▶ Your instructions: Without including the pictures, copy out every line below.

▶ Material provided:
^^^^^^^^

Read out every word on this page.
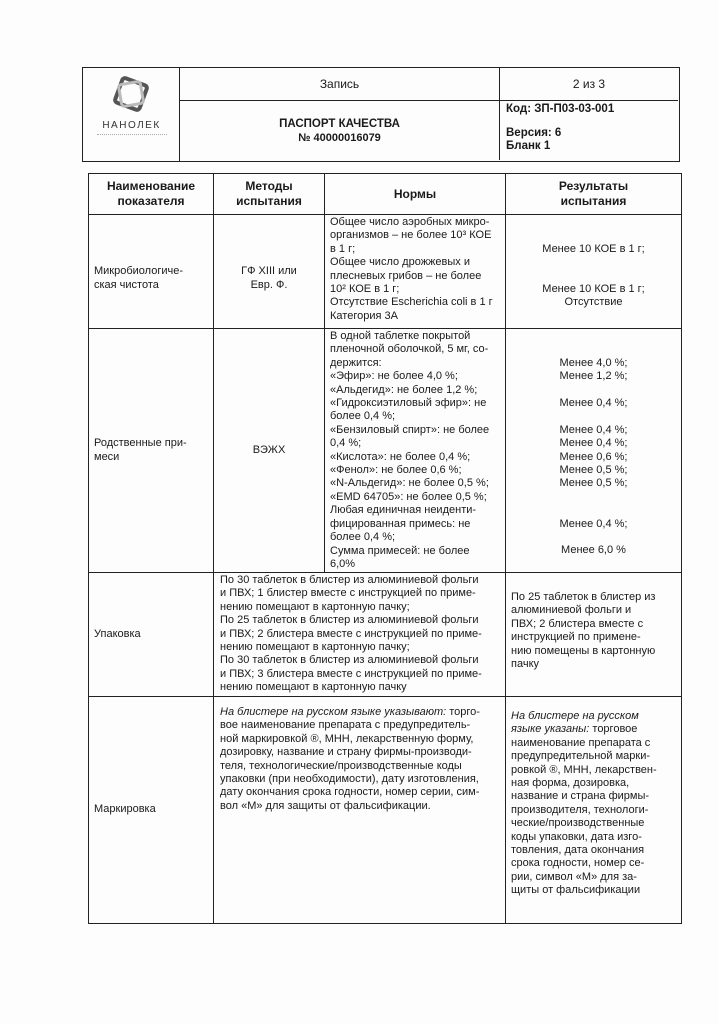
НАНОЛЕК
Запись
ПАСПОРТ КАЧЕСТВА
№ 40000016079
2 из 3
Код: ЗП-П03-03-001
Версия: 6
Бланк 1
Наименование
показателя
Методы
испытания
Нормы
Результаты
испытания
Микробиологиче-
ская чистота
ГФ XIII или
Евр. Ф.
Общее число аэробных микро-
организмов – не более 10³ КОЕ
в 1 г;
Общее число дрожжевых и
плесневых грибов – не более
10² КОЕ в 1 г;
Отсутствие Escherichia coli в 1 г
Категория 3А
Менее 10 КОЕ в 1 г;
Менее 10 КОЕ в 1 г;
Отсутствие
Родственные при-
меси
ВЭЖХ
В одной таблетке покрытой
пленочной оболочкой, 5 мг, со-
держится:
«Эфир»: не более 4,0 %;
«Альдегид»: не более 1,2 %;
«Гидроксиэтиловый эфир»: не
более 0,4 %;
«Бензиловый спирт»: не более
0,4 %;
«Кислота»: не более 0,4 %;
«Фенол»: не более 0,6 %;
«N-Альдегид»: не более 0,5 %;
«EMD 64705»: не более 0,5 %;
Любая единичная неиденти-
фицированная примесь: не
более 0,4 %;
Сумма примесей: не более
6,0%
Менее 4,0 %;
Менее 1,2 %;
Менее 0,4 %;
Менее 0,4 %;
Менее 0,4 %;
Менее 0,6 %;
Менее 0,5 %;
Менее 0,5 %;
Менее 0,4 %;
Менее 6,0 %
Упаковка
По 30 таблеток в блистер из алюминиевой фольги
и ПВХ; 1 блистер вместе с инструкцией по приме-
нению помещают в картонную пачку;
По 25 таблеток в блистер из алюминиевой фольги
и ПВХ; 2 блистера вместе с инструкцией по приме-
нению помещают в картонную пачку;
По 30 таблеток в блистер из алюминиевой фольги
и ПВХ; 3 блистера вместе с инструкцией по приме-
нению помещают в картонную пачку
По 25 таблеток в блистер из
алюминиевой фольги и
ПВХ; 2 блистера вместе с
инструкцией по примене-
нию помещены в картонную
пачку
Маркировка
На блистере на русском языке указывают: торго-
вое наименование препарата с предупредитель-
ной маркировкой ®, МНН, лекарственную форму,
дозировку, название и страну фирмы-производи-
теля, технологические/производственные коды
упаковки (при необходимости), дату изготовления,
дату окончания срока годности, номер серии, сим-
вол «М» для защиты от фальсификации.
На блистере на русском
языке указаны: торговое
наименование препарата с
предупредительной марки-
ровкой ®, МНН, лекарствен-
ная форма, дозировка,
название и страна фирмы-
производителя, технологи-
ческие/производственные
коды упаковки, дата изго-
товления, дата окончания
срока годности, номер се-
рии, символ «М» для за-
щиты от фальсификации
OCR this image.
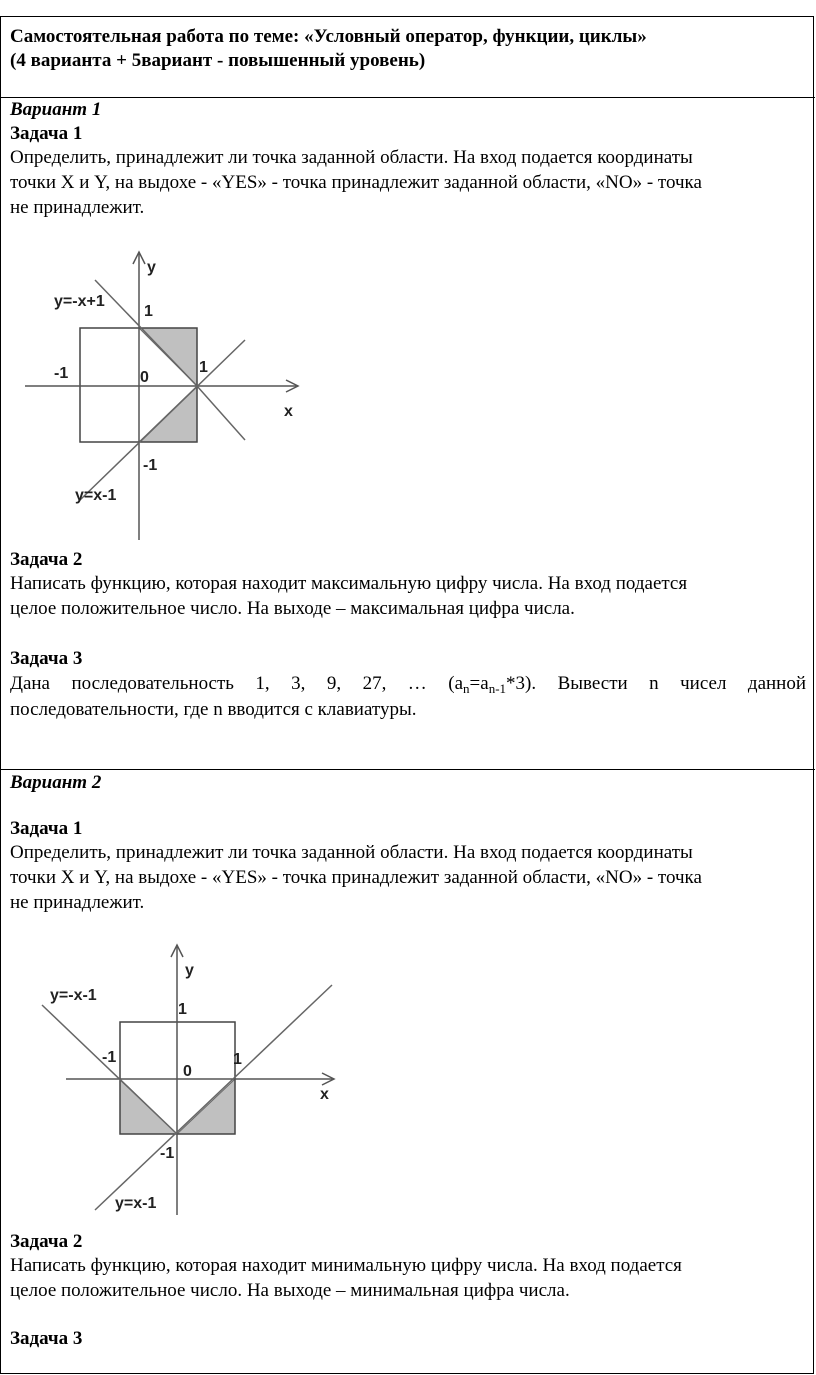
Самостоятельная работа по теме: «Условный оператор, функции, циклы»
(4 варианта + 5вариант - повышенный уровень)
Вариант 1
Задача 1
Определить, принадлежит ли точка заданной области. На вход подается координаты
точки X и Y, на выдохе - «YES» - точка принадлежит заданной области, «NO» - точка
не принадлежит.
y
x
y=-x+1
y=x-1
1
1
-1
-1
0
Задача 2
Написать функцию, которая находит максимальную цифру числа. На вход подается
целое положительное число. На выходе – максимальная цифра числа.
Задача 3
Дана последовательность 1, 3, 9, 27, … $(a_n=a_{n-1}*3)$. Вывести n чисел данной
последовательности, где n вводится с клавиатуры.
Вариант 2
Задача 1
Определить, принадлежит ли точка заданной области. На вход подается координаты
точки X и Y, на выдохе - «YES» - точка принадлежит заданной области, «NO» - точка
не принадлежит.
y
x
y=-x-1
y=x-1
1
1
-1
-1
0
Задача 2
Написать функцию, которая находит минимальную цифру числа. На вход подается
целое положительное число. На выходе – минимальная цифра числа.
Задача 3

^^^^^^^^

▶ Problem solution:
Read out every word on this page.
НАНОЛЕК
Запись
ПАСПОРТ КАЧЕСТВА
№ 40000016079
2 из 3
Код: ЗП-П03-03-001
Версия: 6
Бланк 1
Наименование
показателя
Методы
испытания
Нормы
Результаты
испытания
Микробиологиче-
ская чистота
ГФ XIII или
Евр. Ф.
Общее число аэробных микро-
организмов – не более 10³ КОЕ
в 1 г;
Общее число дрожжевых и
плесневых грибов – не более
10² КОЕ в 1 г;
Отсутствие Escherichia coli в 1 г
Категория 3А
Менее 10 КОЕ в 1 г;
Менее 10 КОЕ в 1 г;
Отсутствие
Родственные при-
меси
ВЭЖХ
В одной таблетке покрытой
пленочной оболочкой, 5 мг, со-
держится:
«Эфир»: не более 4,0 %;
«Альдегид»: не более 1,2 %;
«Гидроксиэтиловый эфир»: не
более 0,4 %;
«Бензиловый спирт»: не более
0,4 %;
«Кислота»: не более 0,4 %;
«Фенол»: не более 0,6 %;
«N-Альдегид»: не более 0,5 %;
«EMD 64705»: не более 0,5 %;
Любая единичная неиденти-
фицированная примесь: не
более 0,4 %;
Сумма примесей: не более
6,0%
Менее 4,0 %;
Менее 1,2 %;
Менее 0,4 %;
Менее 0,4 %;
Менее 0,4 %;
Менее 0,6 %;
Менее 0,5 %;
Менее 0,5 %;
Менее 0,4 %;
Менее 6,0 %
Упаковка
По 30 таблеток в блистер из алюминиевой фольги
и ПВХ; 1 блистер вместе с инструкцией по приме-
нению помещают в картонную пачку;
По 25 таблеток в блистер из алюминиевой фольги
и ПВХ; 2 блистера вместе с инструкцией по приме-
нению помещают в картонную пачку;
По 30 таблеток в блистер из алюминиевой фольги
и ПВХ; 3 блистера вместе с инструкцией по приме-
нению помещают в картонную пачку
По 25 таблеток в блистер из
алюминиевой фольги и
ПВХ; 2 блистера вместе с
инструкцией по примене-
нию помещены в картонную
пачку
Маркировка
На блистере на русском языке указывают: торго-
вое наименование препарата с предупредитель-
ной маркировкой ®, МНН, лекарственную форму,
дозировку, название и страну фирмы-производи-
теля, технологические/производственные коды
упаковки (при необходимости), дату изготовления,
дату окончания срока годности, номер серии, сим-
вол «М» для защиты от фальсификации.
На блистере на русском
языке указаны: торговое
наименование препарата с
предупредительной марки-
ровкой ®, МНН, лекарствен-
ная форма, дозировка,
название и страна фирмы-
производителя, технологи-
ческие/производственные
коды упаковки, дата изго-
товления, дата окончания
срока годности, номер се-
рии, символ «М» для за-
щиты от фальсификации
OCR this image.
Самостоятельная работа по теме: «Условный оператор, функции, циклы»
(4 варианта + 5вариант - повышенный уровень)
Вариант 1
Задача 1
Определить, принадлежит ли точка заданной области. На вход подается координаты
точки X и Y, на выдохе - «YES» - точка принадлежит заданной области, «NO» - точка
не принадлежит.
y
x
y=-x+1
y=x-1
1
1
-1
-1
0
Задача 2
Написать функцию, которая находит максимальную цифру числа. На вход подается
целое положительное число. На выходе – максимальная цифра числа.
Задача 3
Дана последовательность 1, 3, 9, 27, … $(a_n=a_{n-1}*3)$. Вывести n чисел данной
последовательности, где n вводится с клавиатуры.
Вариант 2
Задача 1
Определить, принадлежит ли точка заданной области. На вход подается координаты
точки X и Y, на выдохе - «YES» - точка принадлежит заданной области, «NO» - точка
не принадлежит.
y
x
y=-x-1
y=x-1
1
1
-1
-1
0
Задача 2
Написать функцию, которая находит минимальную цифру числа. На вход подается
целое положительное число. На выходе – минимальная цифра числа.
Задача 3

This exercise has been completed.